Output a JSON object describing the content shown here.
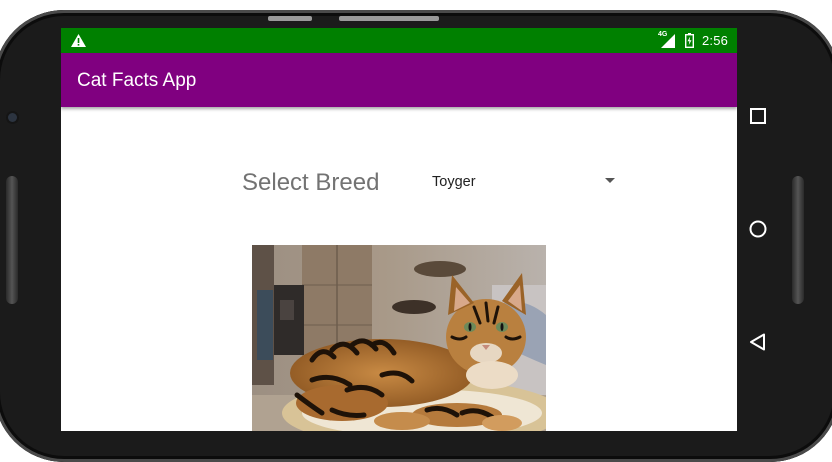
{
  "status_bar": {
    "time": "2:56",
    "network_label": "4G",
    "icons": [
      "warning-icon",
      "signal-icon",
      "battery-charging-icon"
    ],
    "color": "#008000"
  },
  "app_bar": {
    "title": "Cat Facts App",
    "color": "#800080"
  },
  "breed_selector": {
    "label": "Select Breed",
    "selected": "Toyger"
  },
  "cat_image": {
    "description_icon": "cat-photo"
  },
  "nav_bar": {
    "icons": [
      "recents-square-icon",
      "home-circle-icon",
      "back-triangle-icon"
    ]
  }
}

________________

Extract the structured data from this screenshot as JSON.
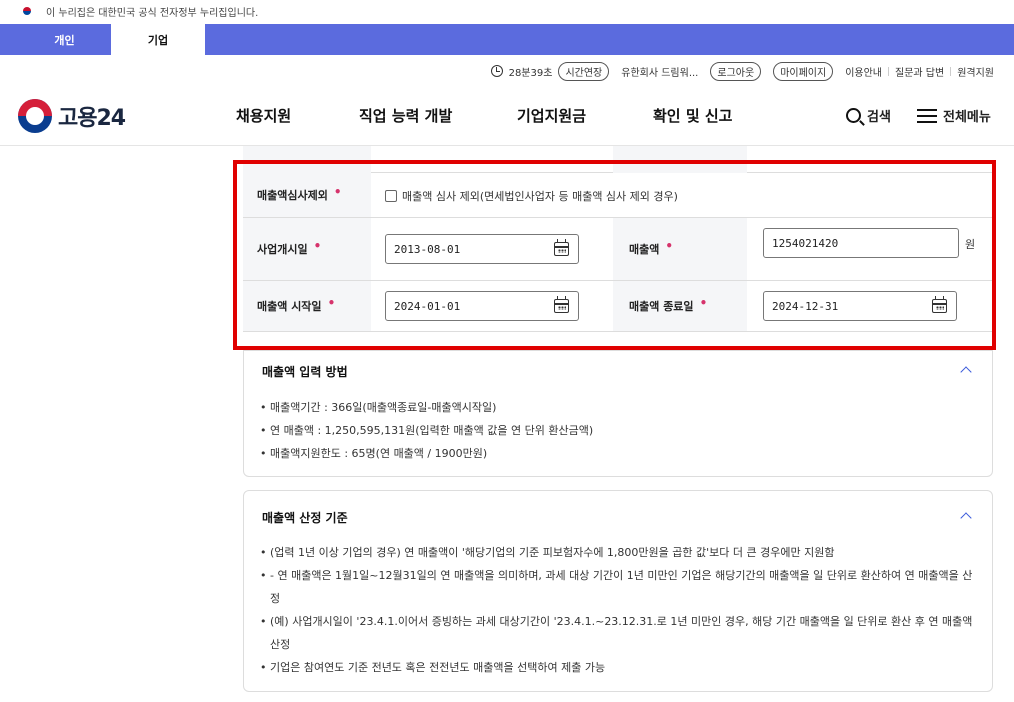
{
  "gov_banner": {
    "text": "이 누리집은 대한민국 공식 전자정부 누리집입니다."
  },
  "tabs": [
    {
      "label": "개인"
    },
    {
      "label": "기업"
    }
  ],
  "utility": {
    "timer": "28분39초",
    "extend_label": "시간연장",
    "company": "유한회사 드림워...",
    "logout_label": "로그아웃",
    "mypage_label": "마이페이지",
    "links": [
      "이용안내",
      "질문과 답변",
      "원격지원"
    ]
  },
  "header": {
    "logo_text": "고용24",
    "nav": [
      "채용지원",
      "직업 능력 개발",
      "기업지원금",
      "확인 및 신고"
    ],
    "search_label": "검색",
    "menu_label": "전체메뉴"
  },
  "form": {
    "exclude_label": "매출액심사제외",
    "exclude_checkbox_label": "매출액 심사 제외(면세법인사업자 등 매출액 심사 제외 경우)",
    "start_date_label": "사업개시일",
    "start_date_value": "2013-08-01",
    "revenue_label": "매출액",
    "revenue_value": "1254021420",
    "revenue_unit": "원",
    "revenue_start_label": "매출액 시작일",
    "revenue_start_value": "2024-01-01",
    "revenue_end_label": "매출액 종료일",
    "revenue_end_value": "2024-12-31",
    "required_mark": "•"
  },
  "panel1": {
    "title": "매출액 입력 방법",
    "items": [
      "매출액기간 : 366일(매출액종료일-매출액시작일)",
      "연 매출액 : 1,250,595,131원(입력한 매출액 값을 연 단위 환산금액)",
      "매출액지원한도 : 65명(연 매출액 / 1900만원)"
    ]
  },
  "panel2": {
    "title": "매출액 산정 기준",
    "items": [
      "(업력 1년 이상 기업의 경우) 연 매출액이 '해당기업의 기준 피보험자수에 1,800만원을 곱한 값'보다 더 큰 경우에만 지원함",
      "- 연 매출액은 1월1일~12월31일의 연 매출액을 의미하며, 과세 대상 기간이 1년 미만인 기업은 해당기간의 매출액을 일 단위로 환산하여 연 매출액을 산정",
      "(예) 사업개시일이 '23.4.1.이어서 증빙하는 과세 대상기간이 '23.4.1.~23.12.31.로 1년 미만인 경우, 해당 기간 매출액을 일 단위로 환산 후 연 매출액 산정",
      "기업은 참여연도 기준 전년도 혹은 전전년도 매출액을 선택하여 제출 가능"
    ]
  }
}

________________

Copy each line of the data above that holds "title".

    "title": "Cat Facts App",
    "title": "매출액 입력 방법",
    "title": "매출액 산정 기준",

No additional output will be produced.